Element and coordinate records
━━━━━━━━━━

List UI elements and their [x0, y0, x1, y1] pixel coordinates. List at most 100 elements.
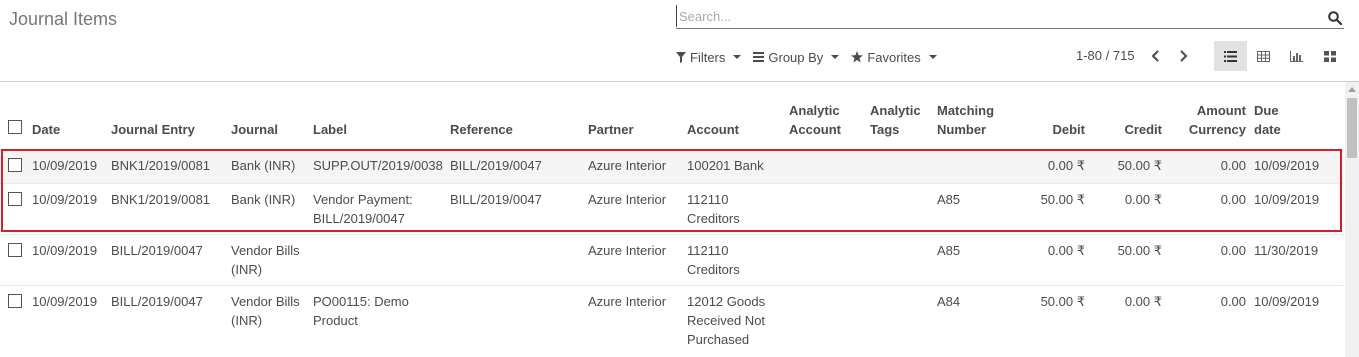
- cell-analytic-account: [785, 233, 866, 285]
- kanban-view-icon: [1323, 50, 1336, 62]
- row-checkbox[interactable]: [8, 242, 22, 257]
- list-lines-icon: [753, 52, 765, 62]
- chevron-right-icon[interactable]: [1174, 47, 1192, 65]
- cell-label: [309, 233, 446, 285]
- groupby-label: Group By: [768, 49, 824, 65]
- table-row[interactable]: 10/09/2019 BILL/2019/0047 Vendor Bills (…: [0, 233, 1343, 285]
- search-icon[interactable]: [1328, 11, 1342, 25]
- favorites-button[interactable]: Favorites: [851, 48, 937, 66]
- graph-view-icon: [1290, 50, 1303, 62]
- table-row[interactable]: 10/09/2019 BNK1/2019/0081 Bank (INR) Ven…: [0, 182, 1343, 234]
- kanban-view-button[interactable]: [1313, 41, 1346, 71]
- col-due-date[interactable]: Due date: [1250, 82, 1343, 150]
- pager-value[interactable]: 1-80 / 715: [1076, 48, 1135, 63]
- cell-matching-number: [933, 148, 1020, 183]
- select-all-cell: [0, 82, 28, 150]
- view-switcher: [1214, 41, 1346, 71]
- row-checkbox[interactable]: [8, 191, 22, 206]
- row-checkbox[interactable]: [8, 293, 22, 308]
- cell-date: 10/09/2019: [28, 148, 107, 183]
- scrollbar-thumb[interactable]: [1347, 98, 1357, 158]
- pivot-view-icon: [1257, 50, 1270, 62]
- cell-due-date: 11/30/2019: [1250, 233, 1343, 285]
- cell-analytic-tags: [866, 148, 933, 183]
- col-journal-entry[interactable]: Journal Entry: [107, 82, 227, 150]
- cell-due-date: 10/09/2019: [1250, 182, 1343, 234]
- cell-partner: Azure Interior: [584, 284, 683, 355]
- col-amount-currency[interactable]: Amount Currency: [1166, 82, 1250, 150]
- cell-account: 112110 Creditors: [683, 233, 785, 285]
- cell-journal-entry: BILL/2019/0047: [107, 284, 227, 355]
- cell-journal: Vendor Bills (INR): [227, 233, 309, 285]
- cell-journal: Bank (INR): [227, 148, 309, 183]
- cell-matching-number: A85: [933, 182, 1020, 234]
- cell-journal-entry: BNK1/2019/0081: [107, 182, 227, 234]
- table-row[interactable]: 10/09/2019 BNK1/2019/0081 Bank (INR) SUP…: [0, 148, 1343, 183]
- col-analytic-tags[interactable]: Analytic Tags: [866, 82, 933, 150]
- graph-view-button[interactable]: [1280, 41, 1313, 71]
- col-credit[interactable]: Credit: [1089, 82, 1166, 150]
- pivot-view-button[interactable]: [1247, 41, 1280, 71]
- col-analytic-account[interactable]: Analytic Account: [785, 82, 866, 150]
- cell-label: Vendor Payment: BILL/2019/0047: [309, 182, 446, 234]
- groupby-button[interactable]: Group By: [753, 48, 840, 66]
- cell-reference: BILL/2019/0047: [446, 182, 584, 234]
- table-row[interactable]: 10/09/2019 BILL/2019/0047 Vendor Bills (…: [0, 284, 1343, 355]
- cell-analytic-account: [785, 284, 866, 355]
- vertical-scrollbar[interactable]: [1345, 82, 1359, 357]
- cell-account: 112110 Creditors: [683, 182, 785, 234]
- cell-amount-currency: 0.00: [1166, 233, 1250, 285]
- cell-analytic-tags: [866, 233, 933, 285]
- page-title: Journal Items: [9, 9, 118, 29]
- journal-items-table: Date Journal Entry Journal Label Referen…: [0, 82, 1343, 355]
- cell-amount-currency: 0.00: [1166, 284, 1250, 355]
- chevron-left-icon[interactable]: [1147, 47, 1165, 65]
- row-checkbox[interactable]: [8, 157, 22, 172]
- col-label[interactable]: Label: [309, 82, 446, 150]
- search-bar: [676, 5, 1344, 29]
- cell-account: 100201 Bank: [683, 148, 785, 183]
- cell-analytic-account: [785, 182, 866, 234]
- caret-down-icon: [928, 55, 937, 59]
- cell-reference: [446, 284, 584, 355]
- cell-debit: 50.00 ₹: [1020, 284, 1089, 355]
- cell-label: PO00115: Demo Product: [309, 284, 446, 355]
- cell-analytic-tags: [866, 182, 933, 234]
- list-view-button[interactable]: [1214, 41, 1247, 71]
- cell-matching-number: A84: [933, 284, 1020, 355]
- cell-journal-entry: BILL/2019/0047: [107, 233, 227, 285]
- cell-date: 10/09/2019: [28, 182, 107, 234]
- cell-journal: Bank (INR): [227, 182, 309, 234]
- col-partner[interactable]: Partner: [584, 82, 683, 150]
- filter-icon: [676, 51, 686, 63]
- scroll-up-arrow-icon[interactable]: [1348, 87, 1356, 92]
- row-select-cell: [0, 182, 28, 234]
- filters-button[interactable]: Filters: [676, 48, 742, 66]
- col-debit[interactable]: Debit: [1020, 82, 1089, 150]
- select-all-checkbox[interactable]: [8, 119, 22, 134]
- journal-items-list: Date Journal Entry Journal Label Referen…: [0, 82, 1345, 357]
- col-date[interactable]: Date: [28, 82, 107, 150]
- col-matching-number[interactable]: Matching Number: [933, 82, 1020, 150]
- table-header-row: Date Journal Entry Journal Label Referen…: [0, 82, 1343, 150]
- col-journal[interactable]: Journal: [227, 82, 309, 150]
- cell-debit: 50.00 ₹: [1020, 182, 1089, 234]
- cell-credit: 50.00 ₹: [1089, 148, 1166, 183]
- col-reference[interactable]: Reference: [446, 82, 584, 150]
- cell-debit: 0.00 ₹: [1020, 148, 1089, 183]
- cell-due-date: 10/09/2019: [1250, 284, 1343, 355]
- cell-date: 10/09/2019: [28, 284, 107, 355]
- list-view-icon: [1224, 50, 1237, 62]
- cell-due-date: 10/09/2019: [1250, 148, 1343, 183]
- col-account[interactable]: Account: [683, 82, 785, 150]
- cell-label: SUPP.OUT/2019/0038: [309, 148, 446, 183]
- cell-date: 10/09/2019: [28, 233, 107, 285]
- cell-credit: 0.00 ₹: [1089, 182, 1166, 234]
- caret-down-icon: [733, 55, 742, 59]
- star-icon: [851, 51, 864, 63]
- cell-amount-currency: 0.00: [1166, 182, 1250, 234]
- cell-debit: 0.00 ₹: [1020, 233, 1089, 285]
- search-input[interactable]: [676, 5, 1316, 27]
- filters-label: Filters: [690, 49, 726, 65]
- cell-partner: Azure Interior: [584, 233, 683, 285]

━━━━━━━━━━

Arrange the lines above as a Markdown table with the columns "Row" and "Line", leaving out blank lines. Use only the span that opens with the line containing "- cell-analytic-account: [785, 233, 866, 285]" and closes with the line containing "[0, 182, 1343, 234]".

> [Finished exercise]:
| Row | Line |
|---|---|
| 1 | - cell-analytic-account: [785, 233, 866, 285] |
| 2 | - kanban-view-icon: [1323, 50, 1336, 62] |
| 3 | - row-checkbox[interactable]: [8, 242, 22, 257] |
| 4 | - list-lines-icon: [753, 52, 765, 62] |
| 5 | - chevron-right-icon[interactable]: [1174, 47, 1192, 65] |
| 6 | - cell-label: [309, 233, 446, 285] |
| 7 | - groupby-label: Group By: [768, 49, 824, 65] |
| 8 | - table-row[interactable]: 10/09/2019 BILL/2019/0047 Vendor Bills (…: [0, 233, 1343, 285] |
| 9 | - search-icon[interactable]: [1328, 11, 1342, 25] |
| 10 | - favorites-button[interactable]: Favorites: [851, 48, 937, 66] |
| 11 | - graph-view-icon: [1290, 50, 1303, 62] |
| 12 | - table-row[interactable]: 10/09/2019 BNK1/2019/0081 Bank (INR) Ven…: [0, 182, 1343, 234] |